-- BEGIN --

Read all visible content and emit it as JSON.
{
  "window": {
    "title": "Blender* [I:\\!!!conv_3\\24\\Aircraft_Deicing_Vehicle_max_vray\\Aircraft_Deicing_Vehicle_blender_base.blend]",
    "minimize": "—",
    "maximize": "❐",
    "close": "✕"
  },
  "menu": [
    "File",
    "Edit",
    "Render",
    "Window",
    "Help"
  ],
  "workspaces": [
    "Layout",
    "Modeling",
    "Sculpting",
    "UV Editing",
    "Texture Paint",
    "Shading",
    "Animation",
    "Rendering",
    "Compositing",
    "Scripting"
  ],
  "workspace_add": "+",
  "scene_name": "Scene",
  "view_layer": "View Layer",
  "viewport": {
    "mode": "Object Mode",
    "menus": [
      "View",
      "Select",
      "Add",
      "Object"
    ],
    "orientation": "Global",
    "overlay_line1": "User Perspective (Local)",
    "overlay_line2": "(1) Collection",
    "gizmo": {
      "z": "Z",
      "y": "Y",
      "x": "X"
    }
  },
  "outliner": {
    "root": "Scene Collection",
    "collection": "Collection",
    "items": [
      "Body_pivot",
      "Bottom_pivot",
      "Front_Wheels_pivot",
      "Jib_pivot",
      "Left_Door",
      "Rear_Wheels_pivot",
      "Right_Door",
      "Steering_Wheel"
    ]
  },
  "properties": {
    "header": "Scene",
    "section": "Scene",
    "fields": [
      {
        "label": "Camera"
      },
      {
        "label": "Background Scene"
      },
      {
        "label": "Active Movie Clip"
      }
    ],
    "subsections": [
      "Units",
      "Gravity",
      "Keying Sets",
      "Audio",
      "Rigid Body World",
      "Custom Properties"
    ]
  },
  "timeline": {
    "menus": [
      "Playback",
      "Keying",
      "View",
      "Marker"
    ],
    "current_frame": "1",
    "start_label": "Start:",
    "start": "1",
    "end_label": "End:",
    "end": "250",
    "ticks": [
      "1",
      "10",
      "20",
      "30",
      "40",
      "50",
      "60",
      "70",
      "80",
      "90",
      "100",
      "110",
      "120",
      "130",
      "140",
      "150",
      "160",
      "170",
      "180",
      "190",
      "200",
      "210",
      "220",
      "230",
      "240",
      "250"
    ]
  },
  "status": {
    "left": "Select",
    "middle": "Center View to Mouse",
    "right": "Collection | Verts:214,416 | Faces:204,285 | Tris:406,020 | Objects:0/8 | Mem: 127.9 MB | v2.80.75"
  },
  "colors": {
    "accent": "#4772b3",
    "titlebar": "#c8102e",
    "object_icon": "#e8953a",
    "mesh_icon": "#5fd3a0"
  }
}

-- END --

Recopy the entries above exactly, with every line included.

- Solution to the problem -
Read all visible content and emit it as JSON.
{
  "window": {
    "title": "Blender* [I:\\!!!conv_3\\24\\Aircraft_Deicing_Vehicle_max_vray\\Aircraft_Deicing_Vehicle_blender_base.blend]",
    "minimize": "—",
    "maximize": "❐",
    "close": "✕"
  },
  "menu": [
    "File",
    "Edit",
    "Render",
    "Window",
    "Help"
  ],
  "workspaces": [
    "Layout",
    "Modeling",
    "Sculpting",
    "UV Editing",
    "Texture Paint",
    "Shading",
    "Animation",
    "Rendering",
    "Compositing",
    "Scripting"
  ],
  "workspace_add": "+",
  "scene_name": "Scene",
  "view_layer": "View Layer",
  "viewport": {
    "mode": "Object Mode",
    "menus": [
      "View",
      "Select",
      "Add",
      "Object"
    ],
    "orientation": "Global",
    "overlay_line1": "User Perspective (Local)",
    "overlay_line2": "(1) Collection",
    "gizmo": {
      "z": "Z",
      "y": "Y",
      "x": "X"
    }
  },
  "outliner": {
    "root": "Scene Collection",
    "collection": "Collection",
    "items": [
      "Body_pivot",
      "Bottom_pivot",
      "Front_Wheels_pivot",
      "Jib_pivot",
      "Left_Door",
      "Rear_Wheels_pivot",
      "Right_Door",
      "Steering_Wheel"
    ]
  },
  "properties": {
    "header": "Scene",
    "section": "Scene",
    "fields": [
      {
        "label": "Camera"
      },
      {
        "label": "Background Scene"
      },
      {
        "label": "Active Movie Clip"
      }
    ],
    "subsections": [
      "Units",
      "Gravity",
      "Keying Sets",
      "Audio",
      "Rigid Body World",
      "Custom Properties"
    ]
  },
  "timeline": {
    "menus": [
      "Playback",
      "Keying",
      "View",
      "Marker"
    ],
    "current_frame": "1",
    "start_label": "Start:",
    "start": "1",
    "end_label": "End:",
    "end": "250",
    "ticks": [
      "1",
      "10",
      "20",
      "30",
      "40",
      "50",
      "60",
      "70",
      "80",
      "90",
      "100",
      "110",
      "120",
      "130",
      "140",
      "150",
      "160",
      "170",
      "180",
      "190",
      "200",
      "210",
      "220",
      "230",
      "240",
      "250"
    ]
  },
  "status": {
    "left": "Select",
    "middle": "Center View to Mouse",
    "right": "Collection | Verts:214,416 | Faces:204,285 | Tris:406,020 | Objects:0/8 | Mem: 127.9 MB | v2.80.75"
  },
  "colors": {
    "accent": "#4772b3",
    "titlebar": "#c8102e",
    "object_icon": "#e8953a",
    "mesh_icon": "#5fd3a0"
  }
}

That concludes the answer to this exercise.